* _Short task_: Write every record out again exactly as given.
-- START OF Record set --
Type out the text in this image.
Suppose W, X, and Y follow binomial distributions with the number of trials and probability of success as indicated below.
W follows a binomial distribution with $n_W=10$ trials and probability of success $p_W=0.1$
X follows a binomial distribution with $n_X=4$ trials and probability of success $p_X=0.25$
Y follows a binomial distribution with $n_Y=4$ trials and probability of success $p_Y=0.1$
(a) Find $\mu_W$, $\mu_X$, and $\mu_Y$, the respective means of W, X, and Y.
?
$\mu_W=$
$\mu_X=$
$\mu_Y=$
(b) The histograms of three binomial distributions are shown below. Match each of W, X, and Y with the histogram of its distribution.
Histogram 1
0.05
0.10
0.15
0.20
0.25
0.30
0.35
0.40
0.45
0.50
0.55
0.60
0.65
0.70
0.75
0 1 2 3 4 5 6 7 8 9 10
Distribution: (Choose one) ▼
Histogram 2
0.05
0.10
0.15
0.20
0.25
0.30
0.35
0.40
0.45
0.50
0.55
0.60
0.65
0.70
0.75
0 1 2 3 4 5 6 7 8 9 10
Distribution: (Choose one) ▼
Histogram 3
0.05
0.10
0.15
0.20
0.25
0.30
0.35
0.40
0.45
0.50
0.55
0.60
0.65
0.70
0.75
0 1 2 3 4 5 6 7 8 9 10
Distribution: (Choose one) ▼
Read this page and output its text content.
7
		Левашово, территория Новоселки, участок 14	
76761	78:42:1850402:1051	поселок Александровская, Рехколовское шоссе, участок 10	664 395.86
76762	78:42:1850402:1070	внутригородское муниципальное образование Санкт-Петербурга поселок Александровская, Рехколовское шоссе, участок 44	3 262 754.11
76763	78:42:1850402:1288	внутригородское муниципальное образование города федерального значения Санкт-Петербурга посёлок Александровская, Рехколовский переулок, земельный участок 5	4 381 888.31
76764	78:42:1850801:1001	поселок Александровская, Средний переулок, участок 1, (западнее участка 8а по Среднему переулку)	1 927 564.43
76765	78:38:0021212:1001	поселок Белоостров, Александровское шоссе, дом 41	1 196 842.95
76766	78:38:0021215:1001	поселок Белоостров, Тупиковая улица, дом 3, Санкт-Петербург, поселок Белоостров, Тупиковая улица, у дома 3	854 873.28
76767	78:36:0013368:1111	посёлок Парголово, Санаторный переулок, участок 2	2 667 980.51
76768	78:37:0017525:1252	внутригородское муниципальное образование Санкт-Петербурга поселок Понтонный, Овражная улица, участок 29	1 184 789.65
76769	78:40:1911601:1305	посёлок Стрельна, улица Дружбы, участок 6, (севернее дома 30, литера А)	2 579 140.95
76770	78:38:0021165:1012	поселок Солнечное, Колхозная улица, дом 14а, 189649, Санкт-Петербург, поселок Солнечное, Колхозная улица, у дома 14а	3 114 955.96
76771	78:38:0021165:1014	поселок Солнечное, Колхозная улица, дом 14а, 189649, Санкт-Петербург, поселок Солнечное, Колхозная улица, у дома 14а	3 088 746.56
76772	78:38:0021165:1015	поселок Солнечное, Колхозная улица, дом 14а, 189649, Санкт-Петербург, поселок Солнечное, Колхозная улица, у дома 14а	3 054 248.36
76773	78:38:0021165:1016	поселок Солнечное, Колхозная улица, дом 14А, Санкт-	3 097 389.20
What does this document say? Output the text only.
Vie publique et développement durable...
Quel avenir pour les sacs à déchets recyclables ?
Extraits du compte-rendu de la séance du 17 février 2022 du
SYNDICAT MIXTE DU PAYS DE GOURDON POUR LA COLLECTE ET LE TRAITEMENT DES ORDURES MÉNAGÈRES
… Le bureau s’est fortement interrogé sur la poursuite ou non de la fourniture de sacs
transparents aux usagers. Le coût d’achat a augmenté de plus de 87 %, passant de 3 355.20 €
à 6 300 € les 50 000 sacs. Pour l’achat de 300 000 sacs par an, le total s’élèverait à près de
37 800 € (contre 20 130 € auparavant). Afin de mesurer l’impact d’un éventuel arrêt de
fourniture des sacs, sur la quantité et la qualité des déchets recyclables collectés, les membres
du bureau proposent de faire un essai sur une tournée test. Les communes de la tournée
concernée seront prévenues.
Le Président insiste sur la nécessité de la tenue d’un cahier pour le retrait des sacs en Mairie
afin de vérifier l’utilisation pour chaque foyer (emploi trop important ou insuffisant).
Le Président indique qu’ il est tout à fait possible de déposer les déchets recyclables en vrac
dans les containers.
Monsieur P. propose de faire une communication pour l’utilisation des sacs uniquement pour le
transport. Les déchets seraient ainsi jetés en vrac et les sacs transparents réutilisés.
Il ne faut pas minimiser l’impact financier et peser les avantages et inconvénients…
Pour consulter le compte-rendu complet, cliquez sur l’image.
-- END OF Record set --
* _In response_:
Type out the text in this image.
Suppose W, X, and Y follow binomial distributions with the number of trials and probability of success as indicated below.
W follows a binomial distribution with $n_W=10$ trials and probability of success $p_W=0.1$
X follows a binomial distribution with $n_X=4$ trials and probability of success $p_X=0.25$
Y follows a binomial distribution with $n_Y=4$ trials and probability of success $p_Y=0.1$
(a) Find $\mu_W$, $\mu_X$, and $\mu_Y$, the respective means of W, X, and Y.
?
$\mu_W=$
$\mu_X=$
$\mu_Y=$
(b) The histograms of three binomial distributions are shown below. Match each of W, X, and Y with the histogram of its distribution.
Histogram 1
0.05
0.10
0.15
0.20
0.25
0.30
0.35
0.40
0.45
0.50
0.55
0.60
0.65
0.70
0.75
0 1 2 3 4 5 6 7 8 9 10
Distribution: (Choose one) ▼
Histogram 2
0.05
0.10
0.15
0.20
0.25
0.30
0.35
0.40
0.45
0.50
0.55
0.60
0.65
0.70
0.75
0 1 2 3 4 5 6 7 8 9 10
Distribution: (Choose one) ▼
Histogram 3
0.05
0.10
0.15
0.20
0.25
0.30
0.35
0.40
0.45
0.50
0.55
0.60
0.65
0.70
0.75
0 1 2 3 4 5 6 7 8 9 10
Distribution: (Choose one) ▼
Read this page and output its text content.
7
		Левашово, территория Новоселки, участок 14	
76761	78:42:1850402:1051	поселок Александровская, Рехколовское шоссе, участок 10	664 395.86
76762	78:42:1850402:1070	внутригородское муниципальное образование Санкт-Петербурга поселок Александровская, Рехколовское шоссе, участок 44	3 262 754.11
76763	78:42:1850402:1288	внутригородское муниципальное образование города федерального значения Санкт-Петербурга посёлок Александровская, Рехколовский переулок, земельный участок 5	4 381 888.31
76764	78:42:1850801:1001	поселок Александровская, Средний переулок, участок 1, (западнее участка 8а по Среднему переулку)	1 927 564.43
76765	78:38:0021212:1001	поселок Белоостров, Александровское шоссе, дом 41	1 196 842.95
76766	78:38:0021215:1001	поселок Белоостров, Тупиковая улица, дом 3, Санкт-Петербург, поселок Белоостров, Тупиковая улица, у дома 3	854 873.28
76767	78:36:0013368:1111	посёлок Парголово, Санаторный переулок, участок 2	2 667 980.51
76768	78:37:0017525:1252	внутригородское муниципальное образование Санкт-Петербурга поселок Понтонный, Овражная улица, участок 29	1 184 789.65
76769	78:40:1911601:1305	посёлок Стрельна, улица Дружбы, участок 6, (севернее дома 30, литера А)	2 579 140.95
76770	78:38:0021165:1012	поселок Солнечное, Колхозная улица, дом 14а, 189649, Санкт-Петербург, поселок Солнечное, Колхозная улица, у дома 14а	3 114 955.96
76771	78:38:0021165:1014	поселок Солнечное, Колхозная улица, дом 14а, 189649, Санкт-Петербург, поселок Солнечное, Колхозная улица, у дома 14а	3 088 746.56
76772	78:38:0021165:1015	поселок Солнечное, Колхозная улица, дом 14а, 189649, Санкт-Петербург, поселок Солнечное, Колхозная улица, у дома 14а	3 054 248.36
76773	78:38:0021165:1016	поселок Солнечное, Колхозная улица, дом 14А, Санкт-	3 097 389.20
What does this document say? Output the text only.
Vie publique et développement durable...
Quel avenir pour les sacs à déchets recyclables ?
Extraits du compte-rendu de la séance du 17 février 2022 du
SYNDICAT MIXTE DU PAYS DE GOURDON POUR LA COLLECTE ET LE TRAITEMENT DES ORDURES MÉNAGÈRES
… Le bureau s’est fortement interrogé sur la poursuite ou non de la fourniture de sacs
transparents aux usagers. Le coût d’achat a augmenté de plus de 87 %, passant de 3 355.20 €
à 6 300 € les 50 000 sacs. Pour l’achat de 300 000 sacs par an, le total s’élèverait à près de
37 800 € (contre 20 130 € auparavant). Afin de mesurer l’impact d’un éventuel arrêt de
fourniture des sacs, sur la quantité et la qualité des déchets recyclables collectés, les membres
du bureau proposent de faire un essai sur une tournée test. Les communes de la tournée
concernée seront prévenues.
Le Président insiste sur la nécessité de la tenue d’un cahier pour le retrait des sacs en Mairie
afin de vérifier l’utilisation pour chaque foyer (emploi trop important ou insuffisant).
Le Président indique qu’ il est tout à fait possible de déposer les déchets recyclables en vrac
dans les containers.
Monsieur P. propose de faire une communication pour l’utilisation des sacs uniquement pour le
transport. Les déchets seraient ainsi jetés en vrac et les sacs transparents réutilisés.
Il ne faut pas minimiser l’impact financier et peser les avantages et inconvénients…
Pour consulter le compte-rendu complet, cliquez sur l’image.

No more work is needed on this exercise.